## PROMPT
Will you transcribe the entries that follow, exactly and in full?

## Source records

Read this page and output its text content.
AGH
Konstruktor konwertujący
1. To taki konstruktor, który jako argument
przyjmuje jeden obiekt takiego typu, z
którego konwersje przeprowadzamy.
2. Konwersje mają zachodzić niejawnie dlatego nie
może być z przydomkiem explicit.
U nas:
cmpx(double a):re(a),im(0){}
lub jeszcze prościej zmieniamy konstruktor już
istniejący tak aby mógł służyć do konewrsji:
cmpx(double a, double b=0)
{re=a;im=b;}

## ANSWER
Read this page and output its text content.
AGH
Konstruktor konwertujący
1. To taki konstruktor, który jako argument
przyjmuje jeden obiekt takiego typu, z
którego konwersje przeprowadzamy.
2. Konwersje mają zachodzić niejawnie dlatego nie
może być z przydomkiem explicit.
U nas:
cmpx(double a):re(a),im(0){}
lub jeszcze prościej zmieniamy konstruktor już
istniejący tak aby mógł służyć do konewrsji:
cmpx(double a, double b=0)
{re=a;im=b;}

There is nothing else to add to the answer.